▶ [Task]:
Gather all lines in the entries that include the word "Atskaites".

____

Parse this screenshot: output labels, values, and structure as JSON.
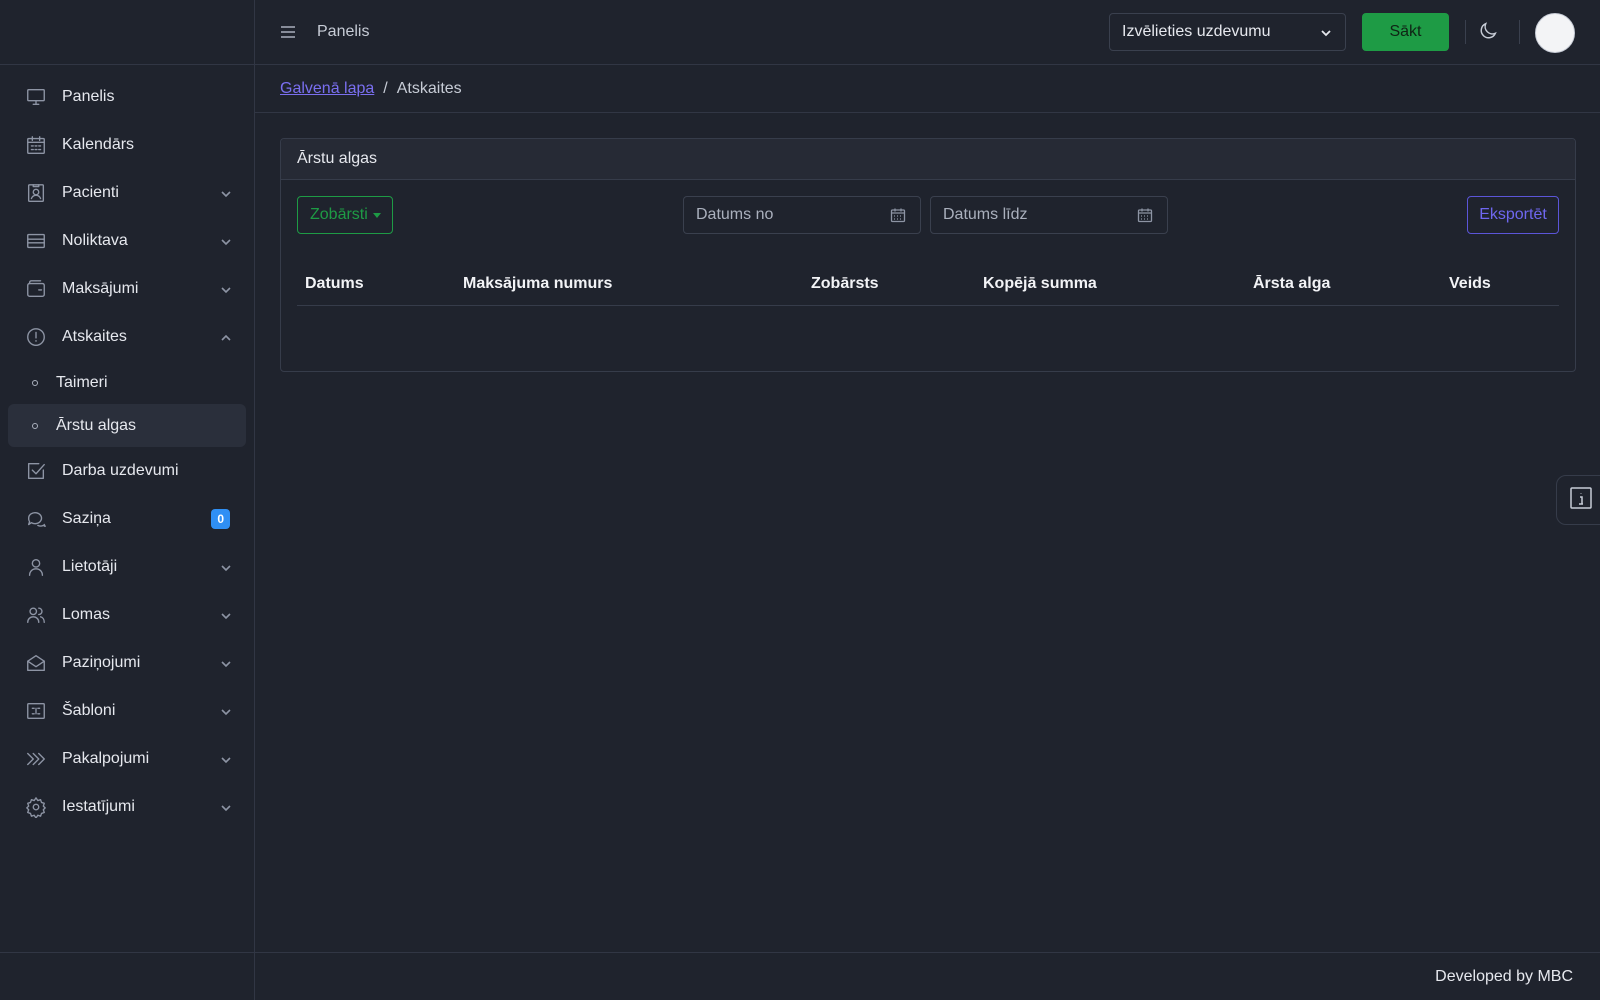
{
  "topbar": {
    "title": "Panelis",
    "task_select_value": "Izvēlieties uzdevumu",
    "start_label": "Sākt"
  },
  "sidebar": {
    "items": [
      {
        "label": "Panelis",
        "icon": "monitor-icon"
      },
      {
        "label": "Kalendārs",
        "icon": "calendar-icon"
      },
      {
        "label": "Pacienti",
        "icon": "patient-card-icon"
      },
      {
        "label": "Noliktava",
        "icon": "storage-icon"
      },
      {
        "label": "Maksājumi",
        "icon": "wallet-icon"
      },
      {
        "label": "Atskaites",
        "icon": "alert-circle-icon"
      },
      {
        "label": "Darba uzdevumi",
        "icon": "checkbox-icon"
      },
      {
        "label": "Saziņa",
        "icon": "chat-icon",
        "badge": "0"
      },
      {
        "label": "Lietotāji",
        "icon": "user-icon"
      },
      {
        "label": "Lomas",
        "icon": "users-icon"
      },
      {
        "label": "Paziņojumi",
        "icon": "envelope-icon"
      },
      {
        "label": "Šabloni",
        "icon": "template-icon"
      },
      {
        "label": "Pakalpojumi",
        "icon": "services-icon"
      },
      {
        "label": "Iestatījumi",
        "icon": "gear-icon"
      }
    ],
    "subitems": [
      {
        "label": "Taimeri"
      },
      {
        "label": "Ārstu algas"
      }
    ]
  },
  "breadcrumb": {
    "home": "Galvenā lapa",
    "separator": "/",
    "current": "Atskaites"
  },
  "card": {
    "title": "Ārstu algas",
    "dentists_label": "Zobārsti",
    "date_from_placeholder": "Datums no",
    "date_to_placeholder": "Datums līdz",
    "export_label": "Eksportēt",
    "columns": [
      "Datums",
      "Maksājuma numurs",
      "Zobārsts",
      "Kopējā summa",
      "Ārsta alga",
      "Veids"
    ]
  },
  "footer": {
    "text": "Developed by MBC"
  },
  "colors": {
    "background": "#1f232d",
    "accent_green": "#1e9b45",
    "accent_purple": "#6f67f0",
    "badge_blue": "#2f8ff4"
  }
}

____

▶ [Full answer]:
        "label": "Atskaites",
    "current": "Atskaites"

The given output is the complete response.